Problem —
Please pull out every line that includes the string "Year".

========================================

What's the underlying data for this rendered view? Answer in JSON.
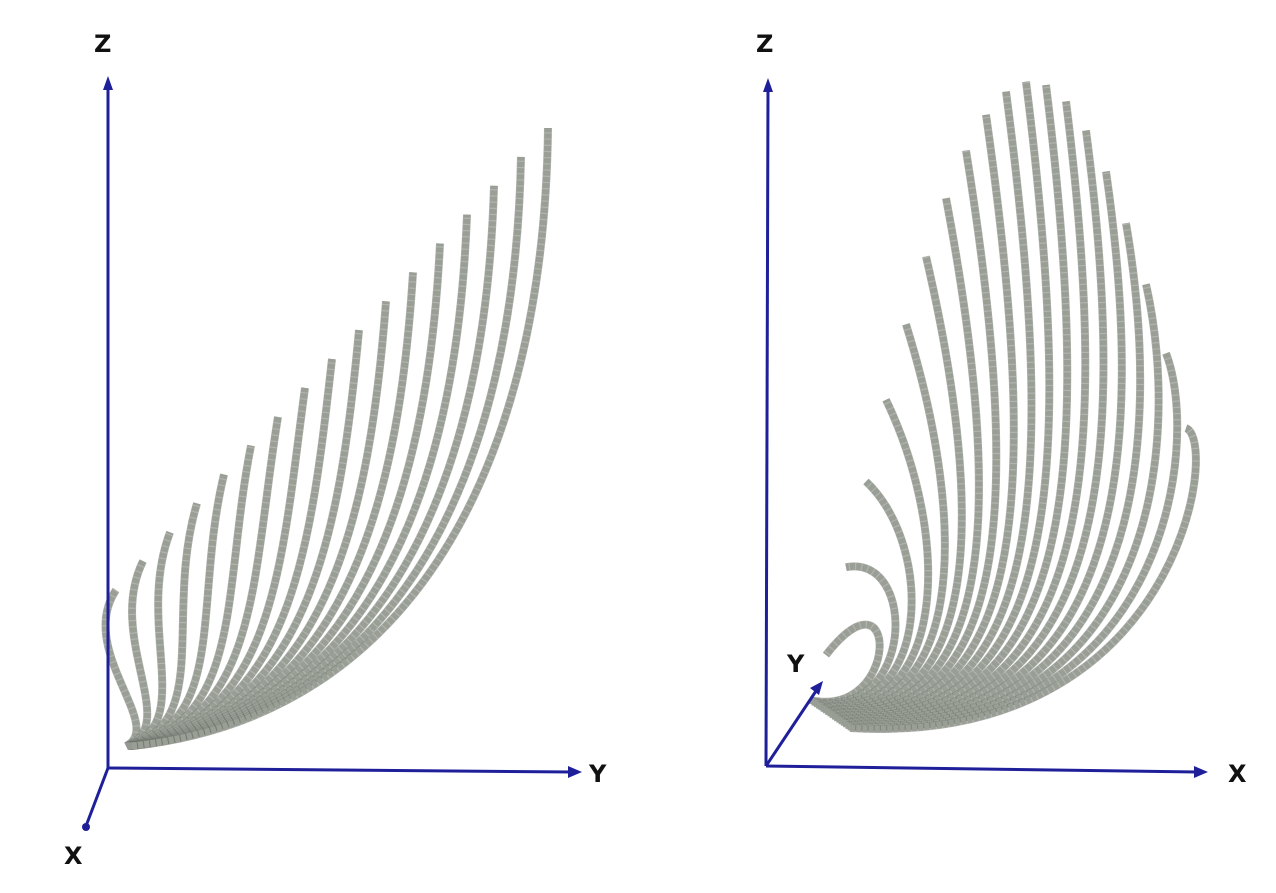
{
  "panels": [
    {
      "id": "left-view",
      "axes": {
        "vertical": "Z",
        "horizontal": "Y",
        "depth": "X"
      }
    },
    {
      "id": "right-view",
      "axes": {
        "vertical": "Z",
        "horizontal": "X",
        "depth": "Y"
      }
    }
  ],
  "colors": {
    "axis": "#1f1f9a",
    "curve": "#9a9f96",
    "curve_shadow": "#6f756d",
    "label": "#111111",
    "background": "#ffffff"
  }
}
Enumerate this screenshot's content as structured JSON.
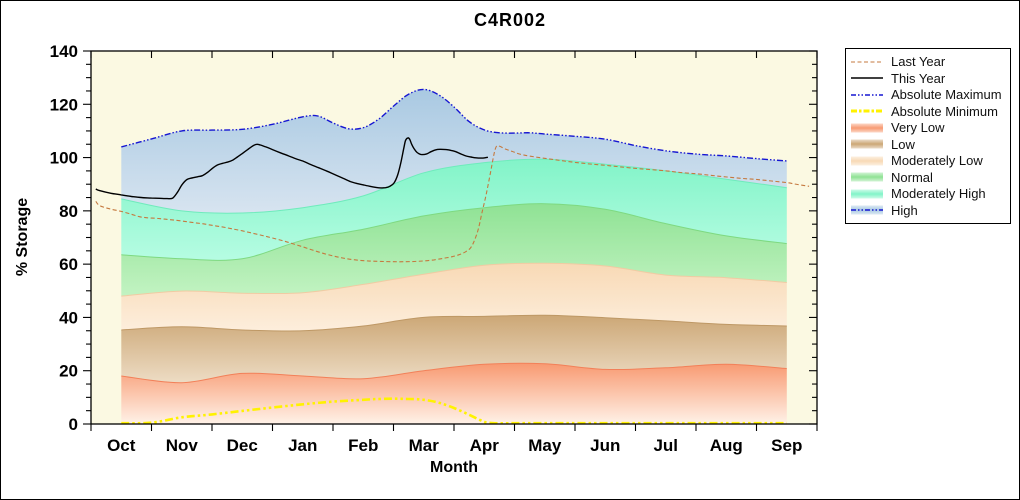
{
  "chart_data": {
    "type": "area",
    "title": "C4R002",
    "xlabel": "Month",
    "ylabel": "% Storage",
    "ylim": [
      0,
      140
    ],
    "y_major_step": 20,
    "y_minor_step": 5,
    "y_tick_labels": [
      "0",
      "20",
      "40",
      "60",
      "80",
      "100",
      "120",
      "140"
    ],
    "months": [
      "Oct",
      "Nov",
      "Dec",
      "Jan",
      "Feb",
      "Mar",
      "Apr",
      "May",
      "Jun",
      "Jul",
      "Aug",
      "Sep"
    ],
    "plot_background": "#FBF9E2",
    "grid": "off",
    "legend_position": "top-right",
    "bands": [
      {
        "name": "Very Low",
        "top_values": [
          18,
          15.5,
          19,
          18,
          17,
          20,
          22.4,
          22.6,
          20.5,
          21.1,
          22.4,
          20.8
        ],
        "color_top": "#F89A72",
        "color_bottom": "#FFF2E8",
        "edge": "#F28059"
      },
      {
        "name": "Low",
        "top_values": [
          35.3,
          36.5,
          35.3,
          35,
          36.8,
          40,
          40.4,
          40.8,
          39.9,
          38.7,
          37.4,
          36.8
        ],
        "color_top": "#CCA776",
        "color_bottom": "#EDDCC4",
        "edge": "#BE9865"
      },
      {
        "name": "Moderately Low",
        "top_values": [
          48,
          49.9,
          49.1,
          49.3,
          52.4,
          56.2,
          59.6,
          60.3,
          59.3,
          55.9,
          54.9,
          53.1
        ],
        "color_top": "#F8D9B5",
        "color_bottom": "#FDEEDC",
        "edge": "#F0CBA3"
      },
      {
        "name": "Normal",
        "top_values": [
          63.5,
          62,
          62,
          69,
          73.1,
          78.1,
          81.2,
          82.7,
          80.6,
          75.2,
          70.6,
          67.7
        ],
        "color_top": "#8FE294",
        "color_bottom": "#C2F3C2",
        "edge": "#7ED981"
      },
      {
        "name": "Moderately High",
        "top_values": [
          84.5,
          80,
          79.2,
          81.2,
          85.6,
          94.3,
          98.1,
          99.4,
          97.5,
          95,
          91.9,
          88.7
        ],
        "color_top": "#82F4C8",
        "color_bottom": "#B5FCE2",
        "edge": "#6FEBBC"
      },
      {
        "name": "High",
        "top_follows": "Absolute Maximum",
        "color_top": "#A9C9E2",
        "color_bottom": "#D7E4F0",
        "edge": null
      }
    ],
    "lines": [
      {
        "name": "Absolute Minimum",
        "color": "#FFF200",
        "width": 2.6,
        "dash": "8 3 2.5 3 2.5 3",
        "points": [
          [
            0,
            0.3
          ],
          [
            0.5,
            0.5
          ],
          [
            1,
            2.5
          ],
          [
            1.5,
            3.6
          ],
          [
            2,
            4.9
          ],
          [
            2.5,
            6.2
          ],
          [
            3,
            7.4
          ],
          [
            3.5,
            8.4
          ],
          [
            4,
            9.1
          ],
          [
            4.26,
            9.4
          ],
          [
            4.51,
            9.5
          ],
          [
            4.75,
            9.4
          ],
          [
            5,
            9.1
          ],
          [
            5.25,
            8
          ],
          [
            5.5,
            6
          ],
          [
            5.75,
            3.5
          ],
          [
            5.93,
            1.5
          ],
          [
            6.1,
            0.4
          ],
          [
            6.6,
            0.3
          ],
          [
            8,
            0.3
          ],
          [
            9.5,
            0.3
          ],
          [
            11,
            0.3
          ]
        ]
      },
      {
        "name": "Absolute Maximum",
        "color": "#1616D2",
        "width": 1.4,
        "dash": "6 2 1.5 2 1.5 2",
        "points": [
          [
            0,
            104
          ],
          [
            0.5,
            107
          ],
          [
            1,
            110
          ],
          [
            1.5,
            110.3
          ],
          [
            2,
            110.6
          ],
          [
            2.5,
            112.5
          ],
          [
            3,
            115.3
          ],
          [
            3.25,
            115.6
          ],
          [
            3.5,
            113
          ],
          [
            3.76,
            110.8
          ],
          [
            4.01,
            111.3
          ],
          [
            4.26,
            114.5
          ],
          [
            4.51,
            119.5
          ],
          [
            4.75,
            123.8
          ],
          [
            5,
            125.6
          ],
          [
            5.25,
            123.5
          ],
          [
            5.5,
            119
          ],
          [
            5.75,
            113.5
          ],
          [
            6.01,
            110.3
          ],
          [
            6.26,
            109.3
          ],
          [
            6.51,
            109.2
          ],
          [
            6.76,
            109.3
          ],
          [
            7.01,
            108.8
          ],
          [
            7.5,
            108
          ],
          [
            8,
            106.9
          ],
          [
            8.5,
            104.5
          ],
          [
            9.01,
            102.5
          ],
          [
            9.51,
            101.3
          ],
          [
            10.01,
            100.6
          ],
          [
            10.5,
            99.6
          ],
          [
            11,
            98.7
          ]
        ]
      },
      {
        "name": "Last Year",
        "color": "#C5793F",
        "width": 1.1,
        "dash": "4 2.5",
        "points": [
          [
            -0.42,
            83.6
          ],
          [
            -0.36,
            82
          ],
          [
            -0.2,
            80.8
          ],
          [
            0,
            79.8
          ],
          [
            0.17,
            78.7
          ],
          [
            0.3,
            77.8
          ],
          [
            0.43,
            77.4
          ],
          [
            0.58,
            77.2
          ],
          [
            0.71,
            76.9
          ],
          [
            0.85,
            76.6
          ],
          [
            1,
            76.2
          ],
          [
            1.16,
            75.7
          ],
          [
            1.33,
            75.2
          ],
          [
            1.49,
            74.6
          ],
          [
            1.66,
            74
          ],
          [
            1.82,
            73.3
          ],
          [
            2,
            72.5
          ],
          [
            2.17,
            71.6
          ],
          [
            2.34,
            70.7
          ],
          [
            2.5,
            69.8
          ],
          [
            2.67,
            68.8
          ],
          [
            2.83,
            67.7
          ],
          [
            3,
            66.5
          ],
          [
            3.16,
            65.3
          ],
          [
            3.33,
            64.1
          ],
          [
            3.5,
            63.1
          ],
          [
            3.66,
            62.3
          ],
          [
            3.83,
            61.7
          ],
          [
            4.01,
            61.3
          ],
          [
            4.17,
            61.1
          ],
          [
            4.34,
            61
          ],
          [
            4.51,
            60.9
          ],
          [
            4.67,
            60.9
          ],
          [
            4.84,
            61
          ],
          [
            5,
            61.2
          ],
          [
            5.17,
            61.6
          ],
          [
            5.33,
            62.2
          ],
          [
            5.47,
            62.8
          ],
          [
            5.58,
            63.5
          ],
          [
            5.68,
            64.5
          ],
          [
            5.77,
            66
          ],
          [
            5.83,
            68.5
          ],
          [
            5.9,
            73
          ],
          [
            5.96,
            79
          ],
          [
            6.03,
            86
          ],
          [
            6.1,
            94
          ],
          [
            6.15,
            100
          ],
          [
            6.18,
            103
          ],
          [
            6.21,
            104.4
          ],
          [
            6.26,
            104.2
          ],
          [
            6.34,
            103.3
          ],
          [
            6.46,
            102.3
          ],
          [
            6.59,
            101.3
          ],
          [
            6.76,
            100.5
          ],
          [
            7.01,
            99.7
          ],
          [
            7.26,
            98.9
          ],
          [
            7.5,
            98.2
          ],
          [
            7.75,
            97.6
          ],
          [
            8,
            97.1
          ],
          [
            8.25,
            96.5
          ],
          [
            8.58,
            95.8
          ],
          [
            9.01,
            95
          ],
          [
            9.24,
            94.4
          ],
          [
            9.51,
            93.9
          ],
          [
            9.76,
            93.3
          ],
          [
            10.01,
            92.7
          ],
          [
            10.26,
            92.2
          ],
          [
            10.5,
            91.8
          ],
          [
            10.75,
            91.2
          ],
          [
            11,
            90.6
          ],
          [
            11.18,
            89.9
          ],
          [
            11.37,
            89.2
          ]
        ]
      },
      {
        "name": "This Year",
        "color": "#000000",
        "width": 1.4,
        "dash": "",
        "points": [
          [
            -0.42,
            88.2
          ],
          [
            -0.36,
            87.6
          ],
          [
            -0.17,
            86.6
          ],
          [
            0,
            86
          ],
          [
            0.17,
            85.4
          ],
          [
            0.33,
            85
          ],
          [
            0.5,
            84.8
          ],
          [
            0.63,
            84.7
          ],
          [
            0.76,
            84.6
          ],
          [
            0.85,
            84.8
          ],
          [
            0.93,
            87
          ],
          [
            1.01,
            90
          ],
          [
            1.09,
            91.8
          ],
          [
            1.18,
            92.4
          ],
          [
            1.26,
            92.8
          ],
          [
            1.34,
            93.2
          ],
          [
            1.43,
            94.5
          ],
          [
            1.51,
            96
          ],
          [
            1.59,
            97.2
          ],
          [
            1.67,
            97.8
          ],
          [
            1.76,
            98.3
          ],
          [
            1.84,
            99
          ],
          [
            1.92,
            100.2
          ],
          [
            2,
            101.5
          ],
          [
            2.09,
            103
          ],
          [
            2.17,
            104.3
          ],
          [
            2.24,
            105
          ],
          [
            2.3,
            104.7
          ],
          [
            2.39,
            104
          ],
          [
            2.5,
            103
          ],
          [
            2.63,
            101.8
          ],
          [
            2.77,
            100.6
          ],
          [
            2.88,
            99.6
          ],
          [
            3,
            98.7
          ],
          [
            3.13,
            97.4
          ],
          [
            3.26,
            96.2
          ],
          [
            3.4,
            94.9
          ],
          [
            3.53,
            93.6
          ],
          [
            3.66,
            92.3
          ],
          [
            3.79,
            91
          ],
          [
            3.91,
            90.2
          ],
          [
            4.01,
            89.7
          ],
          [
            4.11,
            89.2
          ],
          [
            4.21,
            88.8
          ],
          [
            4.29,
            88.6
          ],
          [
            4.37,
            88.7
          ],
          [
            4.44,
            89.2
          ],
          [
            4.51,
            90.5
          ],
          [
            4.57,
            93.5
          ],
          [
            4.62,
            98
          ],
          [
            4.67,
            103.5
          ],
          [
            4.7,
            106.5
          ],
          [
            4.74,
            107.4
          ],
          [
            4.77,
            106.8
          ],
          [
            4.8,
            105
          ],
          [
            4.84,
            103.3
          ],
          [
            4.89,
            101.9
          ],
          [
            4.95,
            101.2
          ],
          [
            5.04,
            101.3
          ],
          [
            5.12,
            102.2
          ],
          [
            5.2,
            102.9
          ],
          [
            5.28,
            103.1
          ],
          [
            5.37,
            103
          ],
          [
            5.45,
            102.7
          ],
          [
            5.53,
            102.2
          ],
          [
            5.62,
            101.3
          ],
          [
            5.7,
            100.6
          ],
          [
            5.78,
            100.2
          ],
          [
            5.86,
            99.9
          ],
          [
            5.95,
            99.8
          ],
          [
            6.01,
            99.9
          ],
          [
            6.06,
            100.1
          ]
        ]
      }
    ],
    "legend": {
      "entries": [
        {
          "label": "Last Year",
          "kind": "line",
          "color": "#C5793F",
          "dash": "4 2.5",
          "width": 1.1
        },
        {
          "label": "This Year",
          "kind": "line",
          "color": "#000000",
          "dash": "",
          "width": 1.4
        },
        {
          "label": "Absolute Maximum",
          "kind": "line",
          "color": "#1616D2",
          "dash": "5 2 1.5 2 1.5 2",
          "width": 1.4
        },
        {
          "label": "Absolute Minimum",
          "kind": "line",
          "color": "#FFF200",
          "dash": "6 2 2.5 2",
          "width": 3
        },
        {
          "label": "Very Low",
          "kind": "band",
          "color": "#F89A72"
        },
        {
          "label": "Low",
          "kind": "band",
          "color": "#CCA776"
        },
        {
          "label": "Moderately Low",
          "kind": "band",
          "color": "#F8D9B5"
        },
        {
          "label": "Normal",
          "kind": "band",
          "color": "#8FE294"
        },
        {
          "label": "Moderately High",
          "kind": "band",
          "color": "#82F4C8"
        },
        {
          "label": "High",
          "kind": "band-line",
          "color": "#A9C9E2",
          "line_color": "#1616D2",
          "dash": "5 2 1.5 2 1.5 2"
        }
      ]
    }
  }
}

========================================

Task output —
        "name": "Last Year",
        "name": "This Year",
          "label": "Last Year",
          "label": "This Year",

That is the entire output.